##### DATA LINES

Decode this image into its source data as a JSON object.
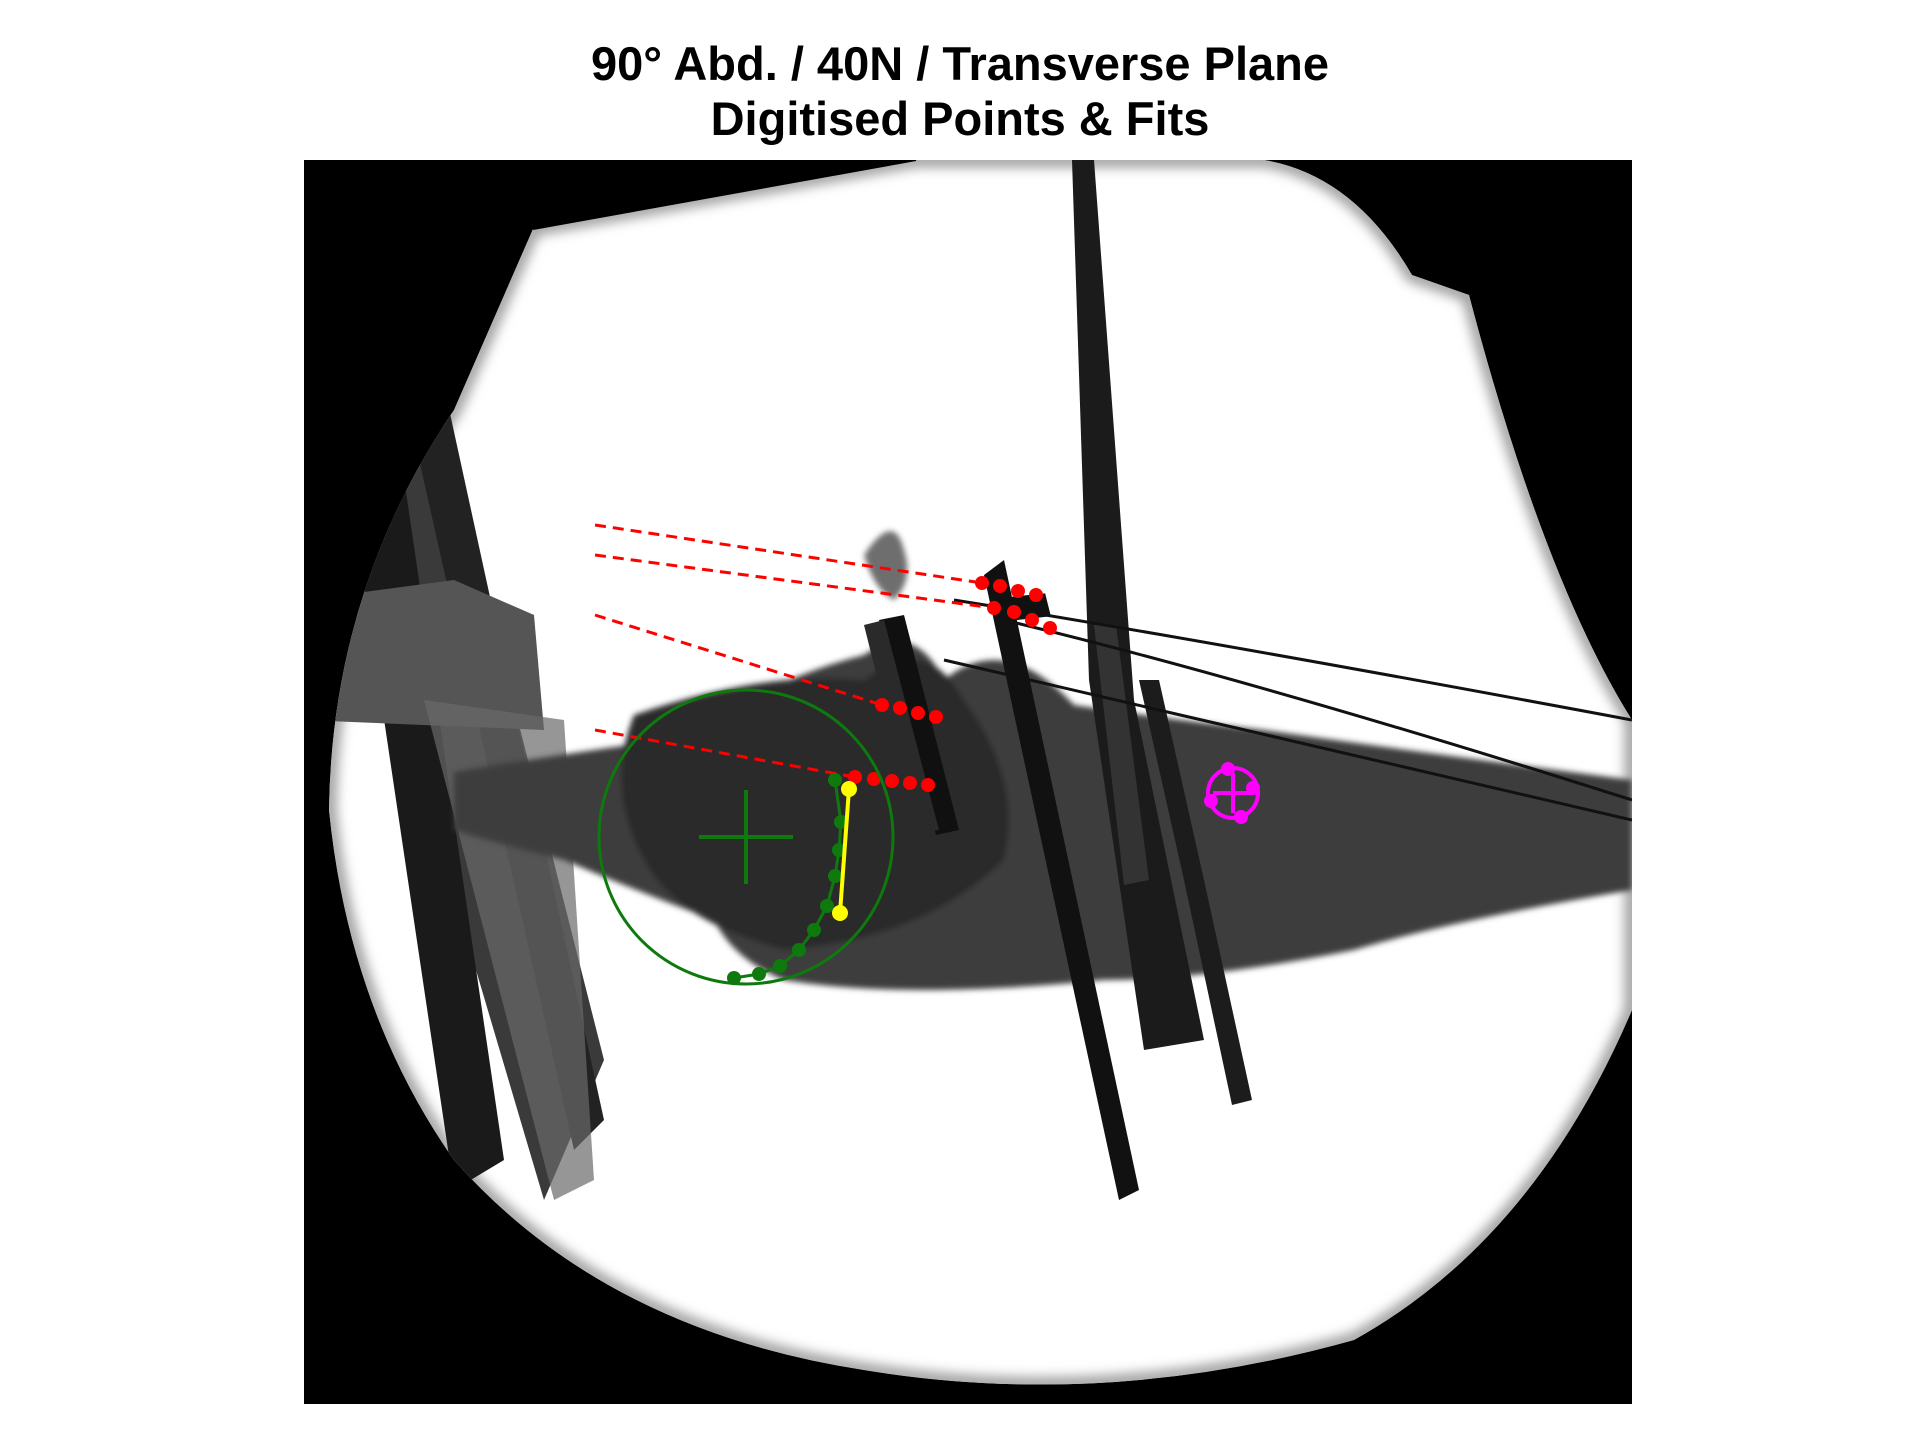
{
  "figure": {
    "title_line1": "90° Abd. / 40N / Transverse Plane",
    "title_line2": "Digitised Points & Fits"
  },
  "colors": {
    "background": "#ffffff",
    "xray_frame": "#000000",
    "circle_fit": "#0e7a0e",
    "humeral_head_points": "#0e7a0e",
    "muscle_lines": "#ff0000",
    "glenoid_axis": "#ffff00",
    "reference_marker": "#ff00ff"
  },
  "icons": [
    "crosshair-icon"
  ]
}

##########

Using the records above, output their complete text exactly, minus any images.

Decode this image into its source data as a JSON object.
{
  "figure": {
    "title_line1": "90° Abd. / 40N / Transverse Plane",
    "title_line2": "Digitised Points & Fits"
  },
  "colors": {
    "background": "#ffffff",
    "xray_frame": "#000000",
    "circle_fit": "#0e7a0e",
    "humeral_head_points": "#0e7a0e",
    "muscle_lines": "#ff0000",
    "glenoid_axis": "#ffff00",
    "reference_marker": "#ff00ff"
  },
  "icons": [
    "crosshair-icon"
  ]
}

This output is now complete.